Task to carry out » Transcribe each record exactly. Include every one.

= = = = = = =

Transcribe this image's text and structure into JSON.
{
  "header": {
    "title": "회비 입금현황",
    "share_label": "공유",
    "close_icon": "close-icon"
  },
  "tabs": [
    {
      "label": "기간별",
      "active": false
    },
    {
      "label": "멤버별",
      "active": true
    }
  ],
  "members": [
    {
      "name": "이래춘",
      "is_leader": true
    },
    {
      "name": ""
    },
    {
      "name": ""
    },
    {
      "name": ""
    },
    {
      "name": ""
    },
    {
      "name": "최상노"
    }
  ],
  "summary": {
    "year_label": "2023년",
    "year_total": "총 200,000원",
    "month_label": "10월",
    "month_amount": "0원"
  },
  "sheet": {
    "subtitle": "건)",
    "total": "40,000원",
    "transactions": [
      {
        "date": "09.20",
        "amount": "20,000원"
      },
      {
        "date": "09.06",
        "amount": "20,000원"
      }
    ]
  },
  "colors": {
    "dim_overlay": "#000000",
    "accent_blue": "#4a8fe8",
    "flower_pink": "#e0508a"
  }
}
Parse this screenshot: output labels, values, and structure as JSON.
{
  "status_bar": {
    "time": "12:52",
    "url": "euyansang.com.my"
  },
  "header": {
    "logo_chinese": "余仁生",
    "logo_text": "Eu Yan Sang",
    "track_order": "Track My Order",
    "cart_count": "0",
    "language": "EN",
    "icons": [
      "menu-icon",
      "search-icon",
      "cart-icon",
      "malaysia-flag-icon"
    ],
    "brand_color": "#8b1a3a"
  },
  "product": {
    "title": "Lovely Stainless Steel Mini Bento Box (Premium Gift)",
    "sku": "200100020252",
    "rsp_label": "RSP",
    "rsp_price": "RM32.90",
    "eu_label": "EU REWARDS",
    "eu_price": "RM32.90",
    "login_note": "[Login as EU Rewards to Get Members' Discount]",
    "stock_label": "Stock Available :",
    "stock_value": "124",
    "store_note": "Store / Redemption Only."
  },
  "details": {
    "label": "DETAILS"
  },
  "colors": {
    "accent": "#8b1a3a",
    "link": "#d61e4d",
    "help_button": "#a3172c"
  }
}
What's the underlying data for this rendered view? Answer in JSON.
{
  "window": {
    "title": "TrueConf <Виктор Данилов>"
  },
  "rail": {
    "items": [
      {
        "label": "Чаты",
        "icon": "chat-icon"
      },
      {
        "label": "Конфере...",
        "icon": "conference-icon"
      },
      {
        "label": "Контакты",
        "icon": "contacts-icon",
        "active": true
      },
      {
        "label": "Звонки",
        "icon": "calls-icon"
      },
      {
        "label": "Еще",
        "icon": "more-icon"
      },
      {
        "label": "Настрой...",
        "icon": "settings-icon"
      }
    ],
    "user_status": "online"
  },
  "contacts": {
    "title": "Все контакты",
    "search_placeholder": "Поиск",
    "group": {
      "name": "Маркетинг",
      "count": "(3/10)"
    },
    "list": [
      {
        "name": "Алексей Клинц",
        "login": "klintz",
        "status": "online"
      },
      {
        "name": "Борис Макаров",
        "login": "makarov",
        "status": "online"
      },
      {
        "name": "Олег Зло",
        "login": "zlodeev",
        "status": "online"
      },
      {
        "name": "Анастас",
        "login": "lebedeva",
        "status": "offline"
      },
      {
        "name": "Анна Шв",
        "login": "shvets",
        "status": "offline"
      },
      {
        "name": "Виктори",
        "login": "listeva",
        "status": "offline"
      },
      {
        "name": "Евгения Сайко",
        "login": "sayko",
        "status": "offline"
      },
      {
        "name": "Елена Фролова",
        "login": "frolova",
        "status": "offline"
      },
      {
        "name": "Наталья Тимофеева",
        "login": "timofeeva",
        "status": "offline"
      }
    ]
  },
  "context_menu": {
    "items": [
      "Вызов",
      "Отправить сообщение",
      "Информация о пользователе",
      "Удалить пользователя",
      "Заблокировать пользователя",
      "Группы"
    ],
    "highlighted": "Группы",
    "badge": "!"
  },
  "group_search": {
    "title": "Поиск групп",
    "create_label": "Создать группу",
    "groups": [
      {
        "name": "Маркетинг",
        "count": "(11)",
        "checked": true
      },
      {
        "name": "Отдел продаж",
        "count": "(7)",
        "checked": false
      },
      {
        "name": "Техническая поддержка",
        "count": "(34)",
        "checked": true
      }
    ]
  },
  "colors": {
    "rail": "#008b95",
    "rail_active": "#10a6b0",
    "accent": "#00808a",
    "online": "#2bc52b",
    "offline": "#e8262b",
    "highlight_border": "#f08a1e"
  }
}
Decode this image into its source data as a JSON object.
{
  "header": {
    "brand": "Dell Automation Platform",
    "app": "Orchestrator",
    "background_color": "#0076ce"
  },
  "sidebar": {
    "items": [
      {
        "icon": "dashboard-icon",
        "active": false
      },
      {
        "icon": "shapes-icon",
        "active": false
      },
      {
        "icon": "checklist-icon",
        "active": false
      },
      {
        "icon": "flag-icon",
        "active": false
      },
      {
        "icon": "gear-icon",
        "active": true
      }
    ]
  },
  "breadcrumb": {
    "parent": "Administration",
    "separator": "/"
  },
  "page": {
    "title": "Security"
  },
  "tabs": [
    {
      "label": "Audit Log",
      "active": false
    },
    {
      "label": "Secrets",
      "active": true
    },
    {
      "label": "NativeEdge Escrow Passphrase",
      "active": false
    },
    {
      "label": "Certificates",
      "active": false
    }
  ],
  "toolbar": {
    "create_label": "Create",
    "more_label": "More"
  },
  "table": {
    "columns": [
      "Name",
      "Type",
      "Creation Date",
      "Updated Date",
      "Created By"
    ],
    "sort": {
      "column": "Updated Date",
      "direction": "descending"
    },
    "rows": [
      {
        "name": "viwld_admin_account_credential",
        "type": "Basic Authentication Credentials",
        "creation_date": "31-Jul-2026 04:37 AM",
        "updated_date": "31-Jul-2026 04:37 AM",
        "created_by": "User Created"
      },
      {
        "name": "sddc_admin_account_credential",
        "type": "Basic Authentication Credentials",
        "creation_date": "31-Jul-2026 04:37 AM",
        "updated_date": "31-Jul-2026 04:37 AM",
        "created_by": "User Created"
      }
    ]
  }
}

= = = = = = =

Response to this task »
Transcribe this image's text and structure into JSON.
{
  "header": {
    "title": "회비 입금현황",
    "share_label": "공유",
    "close_icon": "close-icon"
  },
  "tabs": [
    {
      "label": "기간별",
      "active": false
    },
    {
      "label": "멤버별",
      "active": true
    }
  ],
  "members": [
    {
      "name": "이래춘",
      "is_leader": true
    },
    {
      "name": ""
    },
    {
      "name": ""
    },
    {
      "name": ""
    },
    {
      "name": ""
    },
    {
      "name": "최상노"
    }
  ],
  "summary": {
    "year_label": "2023년",
    "year_total": "총 200,000원",
    "month_label": "10월",
    "month_amount": "0원"
  },
  "sheet": {
    "subtitle": "건)",
    "total": "40,000원",
    "transactions": [
      {
        "date": "09.20",
        "amount": "20,000원"
      },
      {
        "date": "09.06",
        "amount": "20,000원"
      }
    ]
  },
  "colors": {
    "dim_overlay": "#000000",
    "accent_blue": "#4a8fe8",
    "flower_pink": "#e0508a"
  }
}
Parse this screenshot: output labels, values, and structure as JSON.
{
  "status_bar": {
    "time": "12:52",
    "url": "euyansang.com.my"
  },
  "header": {
    "logo_chinese": "余仁生",
    "logo_text": "Eu Yan Sang",
    "track_order": "Track My Order",
    "cart_count": "0",
    "language": "EN",
    "icons": [
      "menu-icon",
      "search-icon",
      "cart-icon",
      "malaysia-flag-icon"
    ],
    "brand_color": "#8b1a3a"
  },
  "product": {
    "title": "Lovely Stainless Steel Mini Bento Box (Premium Gift)",
    "sku": "200100020252",
    "rsp_label": "RSP",
    "rsp_price": "RM32.90",
    "eu_label": "EU REWARDS",
    "eu_price": "RM32.90",
    "login_note": "[Login as EU Rewards to Get Members' Discount]",
    "stock_label": "Stock Available :",
    "stock_value": "124",
    "store_note": "Store / Redemption Only."
  },
  "details": {
    "label": "DETAILS"
  },
  "colors": {
    "accent": "#8b1a3a",
    "link": "#d61e4d",
    "help_button": "#a3172c"
  }
}
What's the underlying data for this rendered view? Answer in JSON.
{
  "window": {
    "title": "TrueConf <Виктор Данилов>"
  },
  "rail": {
    "items": [
      {
        "label": "Чаты",
        "icon": "chat-icon"
      },
      {
        "label": "Конфере...",
        "icon": "conference-icon"
      },
      {
        "label": "Контакты",
        "icon": "contacts-icon",
        "active": true
      },
      {
        "label": "Звонки",
        "icon": "calls-icon"
      },
      {
        "label": "Еще",
        "icon": "more-icon"
      },
      {
        "label": "Настрой...",
        "icon": "settings-icon"
      }
    ],
    "user_status": "online"
  },
  "contacts": {
    "title": "Все контакты",
    "search_placeholder": "Поиск",
    "group": {
      "name": "Маркетинг",
      "count": "(3/10)"
    },
    "list": [
      {
        "name": "Алексей Клинц",
        "login": "klintz",
        "status": "online"
      },
      {
        "name": "Борис Макаров",
        "login": "makarov",
        "status": "online"
      },
      {
        "name": "Олег Зло",
        "login": "zlodeev",
        "status": "online"
      },
      {
        "name": "Анастас",
        "login": "lebedeva",
        "status": "offline"
      },
      {
        "name": "Анна Шв",
        "login": "shvets",
        "status": "offline"
      },
      {
        "name": "Виктори",
        "login": "listeva",
        "status": "offline"
      },
      {
        "name": "Евгения Сайко",
        "login": "sayko",
        "status": "offline"
      },
      {
        "name": "Елена Фролова",
        "login": "frolova",
        "status": "offline"
      },
      {
        "name": "Наталья Тимофеева",
        "login": "timofeeva",
        "status": "offline"
      }
    ]
  },
  "context_menu": {
    "items": [
      "Вызов",
      "Отправить сообщение",
      "Информация о пользователе",
      "Удалить пользователя",
      "Заблокировать пользователя",
      "Группы"
    ],
    "highlighted": "Группы",
    "badge": "!"
  },
  "group_search": {
    "title": "Поиск групп",
    "create_label": "Создать группу",
    "groups": [
      {
        "name": "Маркетинг",
        "count": "(11)",
        "checked": true
      },
      {
        "name": "Отдел продаж",
        "count": "(7)",
        "checked": false
      },
      {
        "name": "Техническая поддержка",
        "count": "(34)",
        "checked": true
      }
    ]
  },
  "colors": {
    "rail": "#008b95",
    "rail_active": "#10a6b0",
    "accent": "#00808a",
    "online": "#2bc52b",
    "offline": "#e8262b",
    "highlight_border": "#f08a1e"
  }
}
Decode this image into its source data as a JSON object.
{
  "header": {
    "brand": "Dell Automation Platform",
    "app": "Orchestrator",
    "background_color": "#0076ce"
  },
  "sidebar": {
    "items": [
      {
        "icon": "dashboard-icon",
        "active": false
      },
      {
        "icon": "shapes-icon",
        "active": false
      },
      {
        "icon": "checklist-icon",
        "active": false
      },
      {
        "icon": "flag-icon",
        "active": false
      },
      {
        "icon": "gear-icon",
        "active": true
      }
    ]
  },
  "breadcrumb": {
    "parent": "Administration",
    "separator": "/"
  },
  "page": {
    "title": "Security"
  },
  "tabs": [
    {
      "label": "Audit Log",
      "active": false
    },
    {
      "label": "Secrets",
      "active": true
    },
    {
      "label": "NativeEdge Escrow Passphrase",
      "active": false
    },
    {
      "label": "Certificates",
      "active": false
    }
  ],
  "toolbar": {
    "create_label": "Create",
    "more_label": "More"
  },
  "table": {
    "columns": [
      "Name",
      "Type",
      "Creation Date",
      "Updated Date",
      "Created By"
    ],
    "sort": {
      "column": "Updated Date",
      "direction": "descending"
    },
    "rows": [
      {
        "name": "viwld_admin_account_credential",
        "type": "Basic Authentication Credentials",
        "creation_date": "31-Jul-2026 04:37 AM",
        "updated_date": "31-Jul-2026 04:37 AM",
        "created_by": "User Created"
      },
      {
        "name": "sddc_admin_account_credential",
        "type": "Basic Authentication Credentials",
        "creation_date": "31-Jul-2026 04:37 AM",
        "updated_date": "31-Jul-2026 04:37 AM",
        "created_by": "User Created"
      }
    ]
  }
}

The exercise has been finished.